• **Stated task**: Scan the records and identify every line in which the string "Kbps" occurs, then return those lines.

(Data listing)
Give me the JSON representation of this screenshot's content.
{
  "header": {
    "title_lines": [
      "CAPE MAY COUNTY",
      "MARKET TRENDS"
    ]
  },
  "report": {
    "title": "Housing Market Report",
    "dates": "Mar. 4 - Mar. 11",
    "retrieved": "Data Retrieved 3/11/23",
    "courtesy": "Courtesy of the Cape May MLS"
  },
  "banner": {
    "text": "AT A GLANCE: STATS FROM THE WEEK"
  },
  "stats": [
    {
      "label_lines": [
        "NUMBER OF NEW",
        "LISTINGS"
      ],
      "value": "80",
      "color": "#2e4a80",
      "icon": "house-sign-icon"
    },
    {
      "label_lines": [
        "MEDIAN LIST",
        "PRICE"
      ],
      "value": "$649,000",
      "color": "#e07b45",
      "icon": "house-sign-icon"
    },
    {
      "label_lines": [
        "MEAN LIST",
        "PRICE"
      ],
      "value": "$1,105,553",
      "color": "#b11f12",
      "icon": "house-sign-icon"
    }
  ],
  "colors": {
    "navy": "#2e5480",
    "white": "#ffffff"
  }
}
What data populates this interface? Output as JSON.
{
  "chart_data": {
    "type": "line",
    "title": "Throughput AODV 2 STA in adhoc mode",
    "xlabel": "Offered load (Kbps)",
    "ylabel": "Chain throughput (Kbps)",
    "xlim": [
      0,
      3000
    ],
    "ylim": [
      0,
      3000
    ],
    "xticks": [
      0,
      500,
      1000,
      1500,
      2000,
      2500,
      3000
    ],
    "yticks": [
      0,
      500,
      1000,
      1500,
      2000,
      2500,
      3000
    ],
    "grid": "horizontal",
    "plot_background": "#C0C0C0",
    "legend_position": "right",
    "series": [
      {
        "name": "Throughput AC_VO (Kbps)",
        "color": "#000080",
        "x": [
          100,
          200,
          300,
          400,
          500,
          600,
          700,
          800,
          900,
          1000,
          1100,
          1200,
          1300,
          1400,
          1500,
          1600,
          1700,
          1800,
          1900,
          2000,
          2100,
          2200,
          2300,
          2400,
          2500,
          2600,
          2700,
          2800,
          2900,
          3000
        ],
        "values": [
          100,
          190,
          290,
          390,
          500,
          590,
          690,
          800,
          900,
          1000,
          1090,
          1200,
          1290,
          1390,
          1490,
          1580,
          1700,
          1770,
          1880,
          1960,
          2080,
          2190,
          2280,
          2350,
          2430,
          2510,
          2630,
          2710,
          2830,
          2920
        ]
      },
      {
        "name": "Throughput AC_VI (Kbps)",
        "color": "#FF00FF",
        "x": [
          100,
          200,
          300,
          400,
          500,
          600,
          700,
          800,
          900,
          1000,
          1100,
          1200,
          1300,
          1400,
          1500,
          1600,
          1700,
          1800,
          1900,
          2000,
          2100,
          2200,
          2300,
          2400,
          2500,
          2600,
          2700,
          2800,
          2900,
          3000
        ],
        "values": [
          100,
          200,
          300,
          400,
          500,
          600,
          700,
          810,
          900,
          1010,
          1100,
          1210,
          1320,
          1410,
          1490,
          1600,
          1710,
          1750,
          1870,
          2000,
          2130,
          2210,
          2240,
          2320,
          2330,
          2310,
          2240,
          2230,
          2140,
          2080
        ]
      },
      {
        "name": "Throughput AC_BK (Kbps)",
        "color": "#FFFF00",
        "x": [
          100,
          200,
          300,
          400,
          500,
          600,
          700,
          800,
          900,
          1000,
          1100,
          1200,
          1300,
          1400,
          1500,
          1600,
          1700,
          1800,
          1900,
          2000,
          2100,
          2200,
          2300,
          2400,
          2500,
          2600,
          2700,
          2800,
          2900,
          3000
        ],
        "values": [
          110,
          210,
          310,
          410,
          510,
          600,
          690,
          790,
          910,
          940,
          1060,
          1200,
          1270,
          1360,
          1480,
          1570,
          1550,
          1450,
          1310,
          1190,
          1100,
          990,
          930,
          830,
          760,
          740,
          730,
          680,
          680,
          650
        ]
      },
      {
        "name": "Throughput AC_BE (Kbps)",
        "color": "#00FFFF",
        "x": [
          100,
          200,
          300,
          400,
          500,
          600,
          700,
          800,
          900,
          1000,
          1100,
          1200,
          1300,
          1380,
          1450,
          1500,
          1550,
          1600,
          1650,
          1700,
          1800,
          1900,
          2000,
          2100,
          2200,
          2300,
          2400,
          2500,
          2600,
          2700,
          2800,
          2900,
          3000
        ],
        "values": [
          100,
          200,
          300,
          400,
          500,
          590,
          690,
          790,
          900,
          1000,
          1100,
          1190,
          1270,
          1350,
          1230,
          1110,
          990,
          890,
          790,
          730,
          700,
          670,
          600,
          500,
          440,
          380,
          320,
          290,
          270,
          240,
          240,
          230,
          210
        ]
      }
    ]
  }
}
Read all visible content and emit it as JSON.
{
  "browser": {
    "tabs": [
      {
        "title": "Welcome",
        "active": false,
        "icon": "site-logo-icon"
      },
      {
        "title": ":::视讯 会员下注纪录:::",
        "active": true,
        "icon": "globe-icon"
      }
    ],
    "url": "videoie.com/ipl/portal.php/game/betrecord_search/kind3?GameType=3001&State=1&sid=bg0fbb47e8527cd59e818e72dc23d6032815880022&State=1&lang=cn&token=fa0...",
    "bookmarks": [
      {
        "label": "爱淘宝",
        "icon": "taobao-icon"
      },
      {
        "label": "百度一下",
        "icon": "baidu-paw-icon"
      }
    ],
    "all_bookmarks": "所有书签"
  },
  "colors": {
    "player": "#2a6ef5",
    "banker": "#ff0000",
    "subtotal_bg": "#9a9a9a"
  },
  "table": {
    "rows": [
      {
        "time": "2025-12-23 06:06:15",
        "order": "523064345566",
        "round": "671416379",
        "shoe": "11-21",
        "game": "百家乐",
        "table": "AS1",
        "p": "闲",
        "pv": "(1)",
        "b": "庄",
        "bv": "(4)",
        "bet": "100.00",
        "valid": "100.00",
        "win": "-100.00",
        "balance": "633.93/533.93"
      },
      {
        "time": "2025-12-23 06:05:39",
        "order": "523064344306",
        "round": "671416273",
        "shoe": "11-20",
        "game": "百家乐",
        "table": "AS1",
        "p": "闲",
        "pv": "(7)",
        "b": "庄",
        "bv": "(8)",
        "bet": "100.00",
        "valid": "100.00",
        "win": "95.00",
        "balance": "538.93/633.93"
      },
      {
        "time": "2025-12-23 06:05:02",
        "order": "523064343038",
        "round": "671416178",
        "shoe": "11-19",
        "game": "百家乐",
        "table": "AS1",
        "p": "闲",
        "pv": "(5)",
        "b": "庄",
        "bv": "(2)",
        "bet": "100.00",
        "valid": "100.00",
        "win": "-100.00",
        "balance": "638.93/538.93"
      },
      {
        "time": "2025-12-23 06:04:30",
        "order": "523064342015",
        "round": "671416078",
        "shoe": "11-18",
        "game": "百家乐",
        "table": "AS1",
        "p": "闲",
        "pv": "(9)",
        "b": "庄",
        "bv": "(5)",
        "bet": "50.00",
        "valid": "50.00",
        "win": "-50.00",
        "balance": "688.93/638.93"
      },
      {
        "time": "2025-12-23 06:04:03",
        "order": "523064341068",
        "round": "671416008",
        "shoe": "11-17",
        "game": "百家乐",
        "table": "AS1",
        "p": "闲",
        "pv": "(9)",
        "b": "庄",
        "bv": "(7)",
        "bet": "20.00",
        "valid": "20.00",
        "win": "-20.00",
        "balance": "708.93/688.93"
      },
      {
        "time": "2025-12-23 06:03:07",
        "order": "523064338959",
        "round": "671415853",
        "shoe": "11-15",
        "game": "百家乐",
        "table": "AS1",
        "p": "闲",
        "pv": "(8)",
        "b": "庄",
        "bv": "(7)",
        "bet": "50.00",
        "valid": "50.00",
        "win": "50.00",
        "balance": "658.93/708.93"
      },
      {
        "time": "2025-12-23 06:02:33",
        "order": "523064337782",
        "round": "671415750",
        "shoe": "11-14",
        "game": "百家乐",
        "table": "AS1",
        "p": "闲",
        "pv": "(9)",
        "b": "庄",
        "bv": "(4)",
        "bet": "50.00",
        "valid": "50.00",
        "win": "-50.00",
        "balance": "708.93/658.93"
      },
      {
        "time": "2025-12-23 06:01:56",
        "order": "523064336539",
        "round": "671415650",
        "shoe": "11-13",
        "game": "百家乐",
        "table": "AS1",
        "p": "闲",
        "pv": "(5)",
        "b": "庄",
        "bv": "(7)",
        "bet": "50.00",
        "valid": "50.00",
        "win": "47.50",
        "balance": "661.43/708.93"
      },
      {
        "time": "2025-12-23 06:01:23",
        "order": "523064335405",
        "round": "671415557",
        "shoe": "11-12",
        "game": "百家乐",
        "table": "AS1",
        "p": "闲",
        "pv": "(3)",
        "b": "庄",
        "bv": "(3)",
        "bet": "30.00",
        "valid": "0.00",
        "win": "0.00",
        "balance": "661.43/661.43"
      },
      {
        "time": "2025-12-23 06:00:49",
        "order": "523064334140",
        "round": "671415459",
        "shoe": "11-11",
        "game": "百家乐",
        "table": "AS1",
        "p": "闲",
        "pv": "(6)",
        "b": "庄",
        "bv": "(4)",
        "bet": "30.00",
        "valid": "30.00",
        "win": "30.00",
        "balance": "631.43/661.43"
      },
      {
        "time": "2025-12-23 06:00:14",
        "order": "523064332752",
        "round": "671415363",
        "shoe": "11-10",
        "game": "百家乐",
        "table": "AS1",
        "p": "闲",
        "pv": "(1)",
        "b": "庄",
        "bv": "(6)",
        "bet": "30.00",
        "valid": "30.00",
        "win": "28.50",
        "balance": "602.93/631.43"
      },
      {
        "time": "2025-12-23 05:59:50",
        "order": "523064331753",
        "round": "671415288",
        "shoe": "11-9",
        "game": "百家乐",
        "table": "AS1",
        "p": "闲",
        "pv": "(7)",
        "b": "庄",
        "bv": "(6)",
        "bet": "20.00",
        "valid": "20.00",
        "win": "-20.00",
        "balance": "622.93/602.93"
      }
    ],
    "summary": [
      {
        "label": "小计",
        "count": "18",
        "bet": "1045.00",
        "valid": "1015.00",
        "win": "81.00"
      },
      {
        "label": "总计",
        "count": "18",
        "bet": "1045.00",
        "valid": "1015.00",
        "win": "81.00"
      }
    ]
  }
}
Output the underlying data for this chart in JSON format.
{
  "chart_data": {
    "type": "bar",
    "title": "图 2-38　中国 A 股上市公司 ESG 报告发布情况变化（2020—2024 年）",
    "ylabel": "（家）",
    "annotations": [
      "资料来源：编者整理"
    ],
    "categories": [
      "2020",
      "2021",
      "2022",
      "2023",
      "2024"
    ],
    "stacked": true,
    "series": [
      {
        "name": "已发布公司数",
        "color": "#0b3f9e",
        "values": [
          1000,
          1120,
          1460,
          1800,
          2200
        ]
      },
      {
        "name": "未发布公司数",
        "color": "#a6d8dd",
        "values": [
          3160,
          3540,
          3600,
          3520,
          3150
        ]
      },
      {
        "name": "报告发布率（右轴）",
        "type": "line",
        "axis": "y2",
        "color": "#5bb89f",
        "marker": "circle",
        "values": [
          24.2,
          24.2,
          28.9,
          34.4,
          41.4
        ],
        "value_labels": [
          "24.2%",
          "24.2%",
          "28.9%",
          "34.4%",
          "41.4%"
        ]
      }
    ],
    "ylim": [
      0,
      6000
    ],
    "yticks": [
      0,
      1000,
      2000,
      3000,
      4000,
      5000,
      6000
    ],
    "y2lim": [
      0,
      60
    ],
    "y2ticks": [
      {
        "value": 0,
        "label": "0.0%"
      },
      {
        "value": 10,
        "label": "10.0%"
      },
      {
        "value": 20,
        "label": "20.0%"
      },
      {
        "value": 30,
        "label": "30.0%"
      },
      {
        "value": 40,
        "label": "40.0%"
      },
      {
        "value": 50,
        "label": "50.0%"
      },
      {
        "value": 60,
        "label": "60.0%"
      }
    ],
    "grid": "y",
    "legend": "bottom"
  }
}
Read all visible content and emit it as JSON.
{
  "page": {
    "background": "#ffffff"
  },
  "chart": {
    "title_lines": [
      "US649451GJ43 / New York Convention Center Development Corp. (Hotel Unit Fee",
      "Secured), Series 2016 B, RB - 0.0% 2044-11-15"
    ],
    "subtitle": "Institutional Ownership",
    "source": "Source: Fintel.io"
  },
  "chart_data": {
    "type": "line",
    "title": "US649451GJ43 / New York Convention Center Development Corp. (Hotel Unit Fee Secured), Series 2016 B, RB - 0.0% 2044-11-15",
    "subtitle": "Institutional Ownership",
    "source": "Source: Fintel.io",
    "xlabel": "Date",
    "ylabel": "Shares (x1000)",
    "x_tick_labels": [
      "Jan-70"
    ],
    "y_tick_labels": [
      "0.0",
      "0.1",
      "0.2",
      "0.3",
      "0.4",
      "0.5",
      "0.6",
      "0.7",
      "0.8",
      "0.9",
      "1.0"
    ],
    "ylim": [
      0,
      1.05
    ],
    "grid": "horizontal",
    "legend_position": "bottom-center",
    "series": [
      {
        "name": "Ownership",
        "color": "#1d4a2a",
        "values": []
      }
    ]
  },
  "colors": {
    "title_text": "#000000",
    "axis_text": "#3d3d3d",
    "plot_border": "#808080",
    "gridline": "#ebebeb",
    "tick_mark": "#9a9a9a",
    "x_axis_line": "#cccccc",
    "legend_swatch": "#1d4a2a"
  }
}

• **Solution for this problem**:
    "xlabel": "Offered load (Kbps)",
    "ylabel": "Chain throughput (Kbps)",
        "name": "Throughput AC_VO (Kbps)",
        "name": "Throughput AC_VI (Kbps)",
        "name": "Throughput AC_BK (Kbps)",
        "name": "Throughput AC_BE (Kbps)",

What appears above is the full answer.